#### Aim of the task:
Copy each line below that includes "right".

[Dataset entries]
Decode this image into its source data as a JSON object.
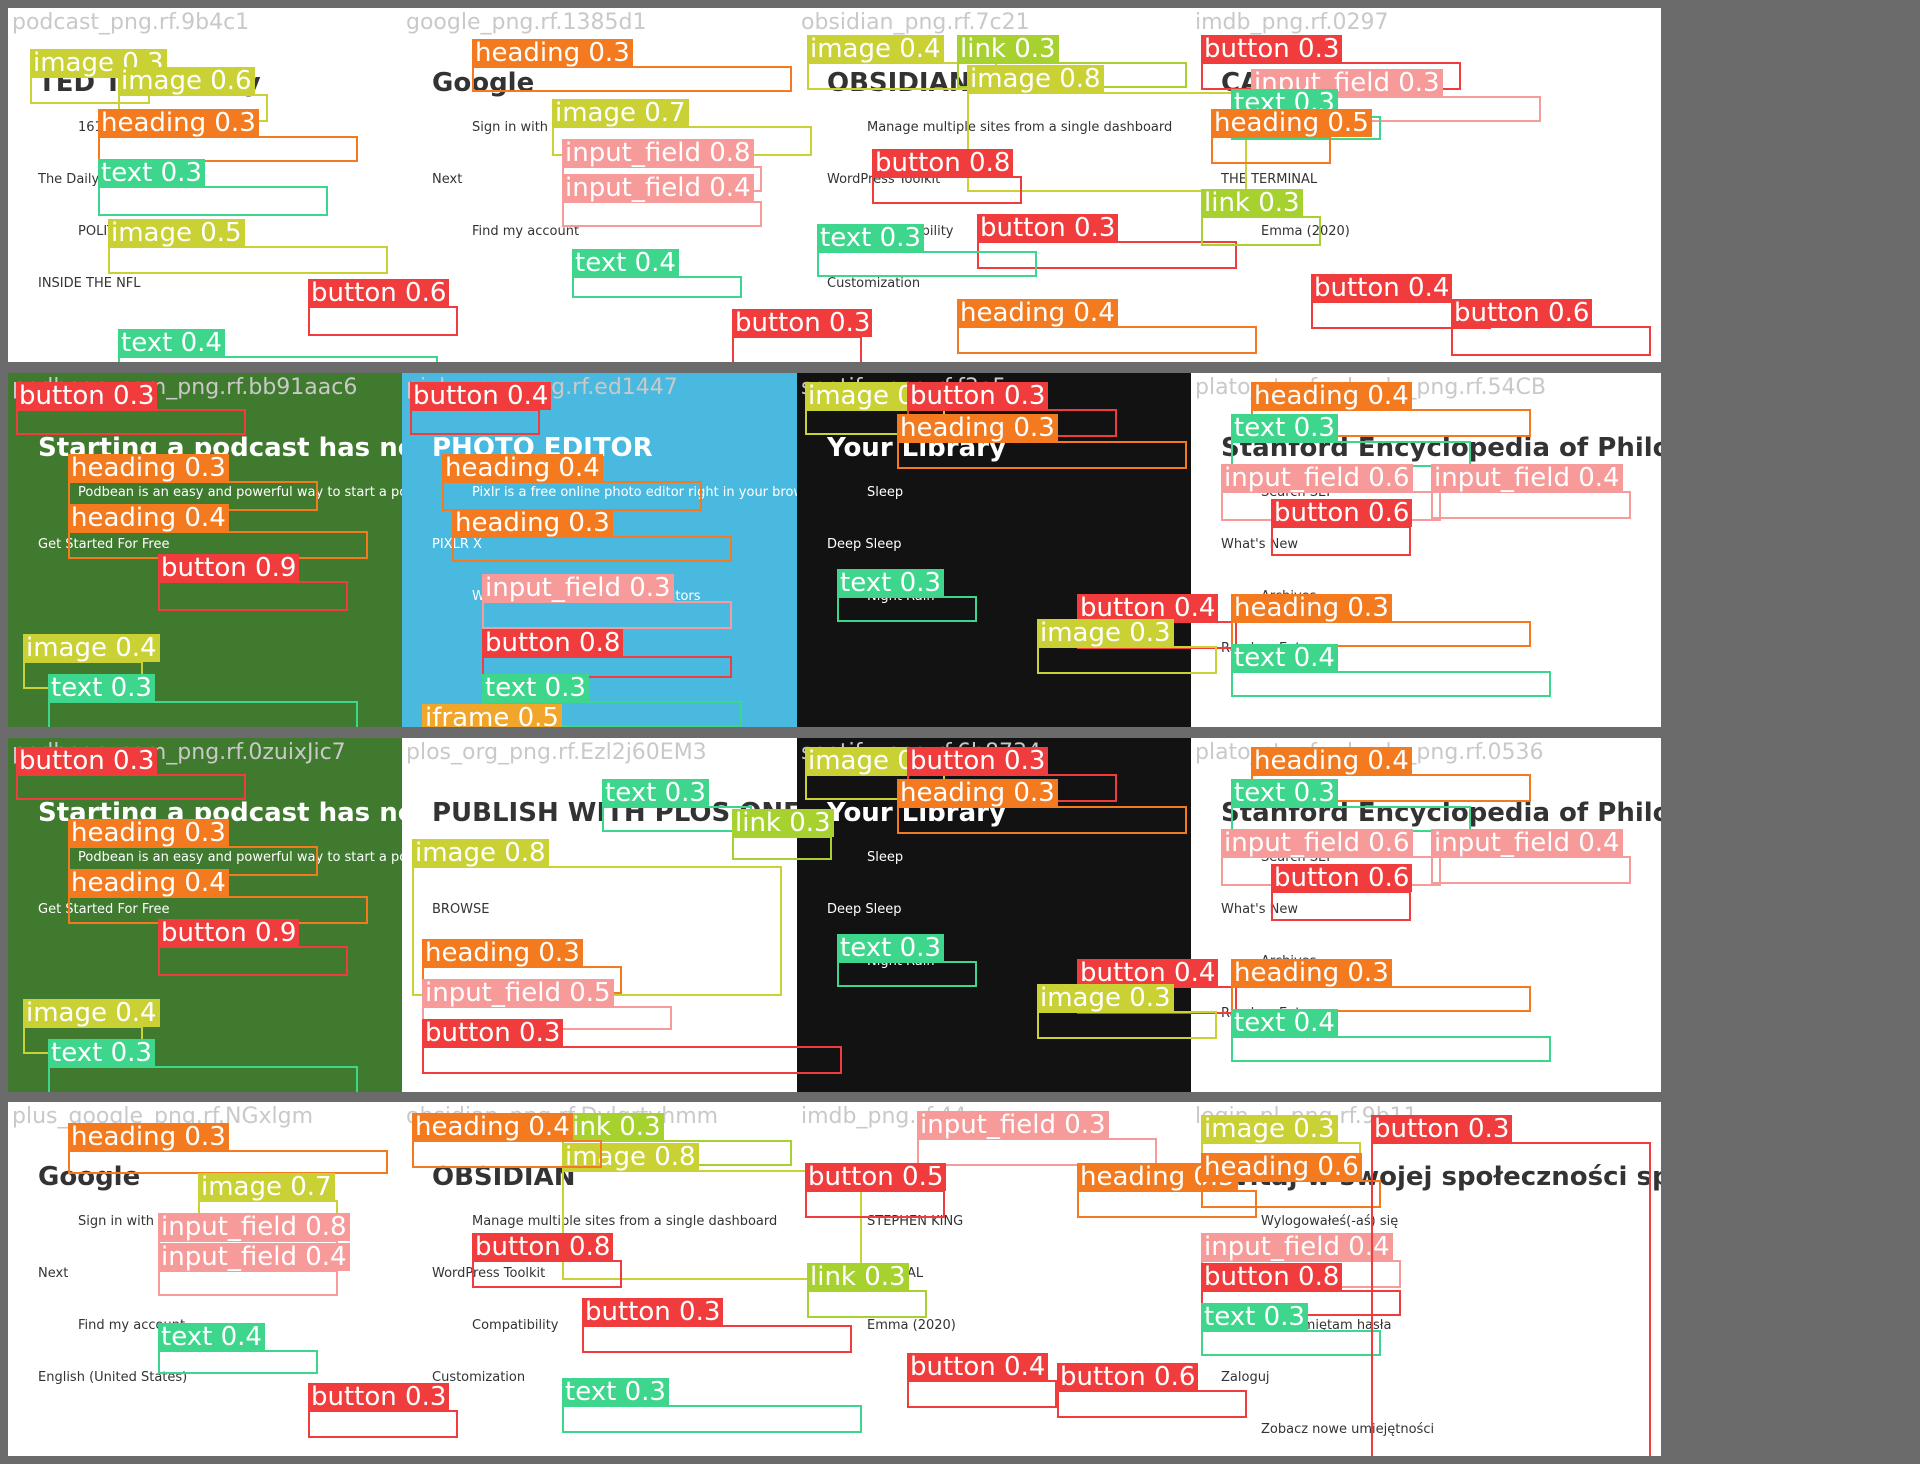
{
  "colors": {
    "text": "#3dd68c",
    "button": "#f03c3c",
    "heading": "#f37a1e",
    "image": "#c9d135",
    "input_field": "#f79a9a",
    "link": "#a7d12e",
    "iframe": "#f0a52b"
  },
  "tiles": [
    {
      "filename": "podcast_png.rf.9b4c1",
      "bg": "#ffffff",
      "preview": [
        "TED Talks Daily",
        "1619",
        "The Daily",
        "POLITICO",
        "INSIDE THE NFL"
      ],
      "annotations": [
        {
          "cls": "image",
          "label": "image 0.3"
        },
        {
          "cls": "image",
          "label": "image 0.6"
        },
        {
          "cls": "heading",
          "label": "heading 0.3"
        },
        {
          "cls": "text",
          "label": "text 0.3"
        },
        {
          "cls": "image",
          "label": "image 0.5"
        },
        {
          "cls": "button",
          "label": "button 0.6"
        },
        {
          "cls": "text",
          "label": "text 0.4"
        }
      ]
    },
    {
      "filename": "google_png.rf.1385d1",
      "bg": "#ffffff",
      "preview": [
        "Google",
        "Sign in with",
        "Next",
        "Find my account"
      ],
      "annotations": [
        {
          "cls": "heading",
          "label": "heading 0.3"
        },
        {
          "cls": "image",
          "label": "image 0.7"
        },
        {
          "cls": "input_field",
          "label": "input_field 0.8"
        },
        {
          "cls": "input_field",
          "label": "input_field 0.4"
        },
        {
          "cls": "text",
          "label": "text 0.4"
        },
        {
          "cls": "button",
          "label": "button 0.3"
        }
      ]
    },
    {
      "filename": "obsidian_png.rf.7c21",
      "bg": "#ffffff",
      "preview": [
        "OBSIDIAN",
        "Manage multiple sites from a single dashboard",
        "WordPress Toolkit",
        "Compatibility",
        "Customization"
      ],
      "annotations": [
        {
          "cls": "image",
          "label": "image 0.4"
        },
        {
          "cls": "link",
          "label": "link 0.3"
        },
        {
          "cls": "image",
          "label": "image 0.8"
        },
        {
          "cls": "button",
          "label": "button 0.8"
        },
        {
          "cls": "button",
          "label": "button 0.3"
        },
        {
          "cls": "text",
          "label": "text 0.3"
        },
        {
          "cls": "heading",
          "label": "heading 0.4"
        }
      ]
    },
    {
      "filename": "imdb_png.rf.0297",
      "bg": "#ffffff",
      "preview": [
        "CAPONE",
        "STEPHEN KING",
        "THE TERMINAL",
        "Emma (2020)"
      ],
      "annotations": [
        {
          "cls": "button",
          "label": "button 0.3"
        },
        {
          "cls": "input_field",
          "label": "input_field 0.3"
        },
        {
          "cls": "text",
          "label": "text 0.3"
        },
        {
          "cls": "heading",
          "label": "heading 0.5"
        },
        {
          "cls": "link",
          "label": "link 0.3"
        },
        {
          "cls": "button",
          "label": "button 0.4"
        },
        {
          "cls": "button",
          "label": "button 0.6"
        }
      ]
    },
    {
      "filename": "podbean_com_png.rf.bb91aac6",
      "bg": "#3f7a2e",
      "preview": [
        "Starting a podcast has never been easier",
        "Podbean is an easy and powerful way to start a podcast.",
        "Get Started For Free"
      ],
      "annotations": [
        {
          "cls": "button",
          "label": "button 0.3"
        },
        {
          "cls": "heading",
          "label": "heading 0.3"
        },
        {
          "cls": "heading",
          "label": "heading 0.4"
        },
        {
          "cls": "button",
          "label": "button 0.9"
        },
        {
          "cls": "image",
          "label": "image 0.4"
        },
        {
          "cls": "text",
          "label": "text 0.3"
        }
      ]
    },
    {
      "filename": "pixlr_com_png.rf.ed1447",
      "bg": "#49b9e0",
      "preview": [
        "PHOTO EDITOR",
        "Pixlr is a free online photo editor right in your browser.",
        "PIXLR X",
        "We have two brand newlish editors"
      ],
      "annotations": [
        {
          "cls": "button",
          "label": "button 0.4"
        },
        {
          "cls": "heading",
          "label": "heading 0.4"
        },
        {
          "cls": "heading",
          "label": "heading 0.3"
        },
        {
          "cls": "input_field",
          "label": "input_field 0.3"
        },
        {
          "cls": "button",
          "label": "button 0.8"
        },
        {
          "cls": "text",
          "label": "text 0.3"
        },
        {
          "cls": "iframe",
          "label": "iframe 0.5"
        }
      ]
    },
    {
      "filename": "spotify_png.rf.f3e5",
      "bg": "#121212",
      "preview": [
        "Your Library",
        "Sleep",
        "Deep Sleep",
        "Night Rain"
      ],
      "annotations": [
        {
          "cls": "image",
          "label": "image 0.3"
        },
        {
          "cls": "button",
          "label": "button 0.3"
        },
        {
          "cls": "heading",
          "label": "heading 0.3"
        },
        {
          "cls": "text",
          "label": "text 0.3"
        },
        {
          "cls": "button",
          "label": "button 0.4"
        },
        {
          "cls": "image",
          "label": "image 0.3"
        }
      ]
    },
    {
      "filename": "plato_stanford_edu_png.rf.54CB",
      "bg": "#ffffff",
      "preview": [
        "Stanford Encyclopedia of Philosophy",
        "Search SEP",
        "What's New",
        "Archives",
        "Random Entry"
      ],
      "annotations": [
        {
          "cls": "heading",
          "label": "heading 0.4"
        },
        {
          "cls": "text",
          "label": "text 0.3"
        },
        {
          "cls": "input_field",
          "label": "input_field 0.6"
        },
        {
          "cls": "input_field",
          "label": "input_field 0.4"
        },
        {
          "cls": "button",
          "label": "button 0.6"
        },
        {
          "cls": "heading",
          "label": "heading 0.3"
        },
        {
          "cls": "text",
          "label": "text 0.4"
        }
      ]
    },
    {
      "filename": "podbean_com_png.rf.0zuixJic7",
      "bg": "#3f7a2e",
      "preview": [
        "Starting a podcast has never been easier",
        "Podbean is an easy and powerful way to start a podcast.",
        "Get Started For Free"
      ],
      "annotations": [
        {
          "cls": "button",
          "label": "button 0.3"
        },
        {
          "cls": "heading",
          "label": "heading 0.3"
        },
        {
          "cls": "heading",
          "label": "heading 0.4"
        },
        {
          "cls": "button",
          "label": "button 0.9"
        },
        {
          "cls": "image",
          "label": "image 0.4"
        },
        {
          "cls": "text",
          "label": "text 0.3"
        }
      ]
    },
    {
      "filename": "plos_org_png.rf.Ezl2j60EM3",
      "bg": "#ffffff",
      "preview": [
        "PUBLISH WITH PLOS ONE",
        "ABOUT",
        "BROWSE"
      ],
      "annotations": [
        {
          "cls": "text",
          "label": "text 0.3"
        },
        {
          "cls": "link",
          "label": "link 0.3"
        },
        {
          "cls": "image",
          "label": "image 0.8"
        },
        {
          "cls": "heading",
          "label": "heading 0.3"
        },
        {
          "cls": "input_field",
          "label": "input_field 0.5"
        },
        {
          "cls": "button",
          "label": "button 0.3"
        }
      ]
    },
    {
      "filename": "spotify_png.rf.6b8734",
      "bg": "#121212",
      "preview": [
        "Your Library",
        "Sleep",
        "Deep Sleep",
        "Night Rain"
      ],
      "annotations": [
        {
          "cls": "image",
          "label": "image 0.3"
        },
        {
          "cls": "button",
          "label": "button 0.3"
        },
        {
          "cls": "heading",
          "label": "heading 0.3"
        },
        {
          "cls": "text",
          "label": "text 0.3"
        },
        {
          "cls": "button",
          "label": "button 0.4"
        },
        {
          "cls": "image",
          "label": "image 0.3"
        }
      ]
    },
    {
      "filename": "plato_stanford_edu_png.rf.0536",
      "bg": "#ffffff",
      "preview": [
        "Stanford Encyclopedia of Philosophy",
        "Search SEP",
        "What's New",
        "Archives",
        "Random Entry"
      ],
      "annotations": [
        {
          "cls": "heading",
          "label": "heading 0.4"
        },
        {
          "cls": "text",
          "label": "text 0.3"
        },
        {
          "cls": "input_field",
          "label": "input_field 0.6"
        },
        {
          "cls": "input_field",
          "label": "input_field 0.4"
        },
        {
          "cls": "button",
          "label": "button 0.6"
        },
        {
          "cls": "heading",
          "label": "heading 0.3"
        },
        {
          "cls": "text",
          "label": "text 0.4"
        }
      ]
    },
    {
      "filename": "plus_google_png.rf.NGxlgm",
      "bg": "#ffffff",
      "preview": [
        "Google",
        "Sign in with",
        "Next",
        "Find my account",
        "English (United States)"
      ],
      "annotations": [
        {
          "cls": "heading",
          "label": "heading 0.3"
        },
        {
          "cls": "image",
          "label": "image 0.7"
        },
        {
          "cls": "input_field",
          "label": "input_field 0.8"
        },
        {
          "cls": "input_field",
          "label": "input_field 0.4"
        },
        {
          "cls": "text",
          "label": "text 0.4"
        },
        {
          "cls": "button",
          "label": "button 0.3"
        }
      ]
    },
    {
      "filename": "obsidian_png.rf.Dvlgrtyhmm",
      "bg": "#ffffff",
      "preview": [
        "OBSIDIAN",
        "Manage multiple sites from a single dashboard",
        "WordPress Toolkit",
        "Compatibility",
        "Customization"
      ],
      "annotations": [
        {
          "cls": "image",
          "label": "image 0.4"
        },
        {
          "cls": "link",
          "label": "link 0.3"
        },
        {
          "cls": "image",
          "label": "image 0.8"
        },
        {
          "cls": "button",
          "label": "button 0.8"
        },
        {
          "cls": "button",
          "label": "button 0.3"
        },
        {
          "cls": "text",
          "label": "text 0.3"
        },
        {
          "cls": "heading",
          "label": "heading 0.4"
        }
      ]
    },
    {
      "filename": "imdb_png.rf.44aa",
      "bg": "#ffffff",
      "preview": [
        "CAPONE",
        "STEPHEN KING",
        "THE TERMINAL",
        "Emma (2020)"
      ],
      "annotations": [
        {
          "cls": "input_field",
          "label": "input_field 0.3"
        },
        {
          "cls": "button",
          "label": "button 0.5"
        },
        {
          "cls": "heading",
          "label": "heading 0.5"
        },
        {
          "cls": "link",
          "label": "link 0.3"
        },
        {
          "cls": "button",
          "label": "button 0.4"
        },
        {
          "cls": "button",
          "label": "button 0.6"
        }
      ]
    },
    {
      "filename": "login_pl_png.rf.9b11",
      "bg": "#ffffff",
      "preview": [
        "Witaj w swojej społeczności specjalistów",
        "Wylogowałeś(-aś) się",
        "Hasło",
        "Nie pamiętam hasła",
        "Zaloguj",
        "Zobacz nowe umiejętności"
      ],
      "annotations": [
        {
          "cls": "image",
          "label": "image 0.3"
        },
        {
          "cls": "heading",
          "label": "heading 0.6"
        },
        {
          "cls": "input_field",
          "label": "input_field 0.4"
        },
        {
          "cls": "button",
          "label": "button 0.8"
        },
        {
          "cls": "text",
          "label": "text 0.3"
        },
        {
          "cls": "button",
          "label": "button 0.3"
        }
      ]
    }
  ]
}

==

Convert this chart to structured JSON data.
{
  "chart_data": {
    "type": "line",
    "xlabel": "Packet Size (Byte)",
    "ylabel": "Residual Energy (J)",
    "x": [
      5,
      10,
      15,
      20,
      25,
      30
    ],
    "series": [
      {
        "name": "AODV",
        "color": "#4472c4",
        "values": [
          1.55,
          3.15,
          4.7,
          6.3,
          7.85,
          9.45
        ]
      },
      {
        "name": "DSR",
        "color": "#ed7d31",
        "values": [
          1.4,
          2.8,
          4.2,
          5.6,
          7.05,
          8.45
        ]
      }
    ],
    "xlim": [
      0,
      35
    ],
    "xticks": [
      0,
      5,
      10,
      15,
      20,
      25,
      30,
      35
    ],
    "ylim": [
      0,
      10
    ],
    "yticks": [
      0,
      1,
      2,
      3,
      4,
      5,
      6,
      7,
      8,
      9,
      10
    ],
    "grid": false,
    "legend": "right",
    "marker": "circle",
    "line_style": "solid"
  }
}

#### Exercise result:
        "Pixlr is a free online photo editor right in your browser.",
    "legend": "right",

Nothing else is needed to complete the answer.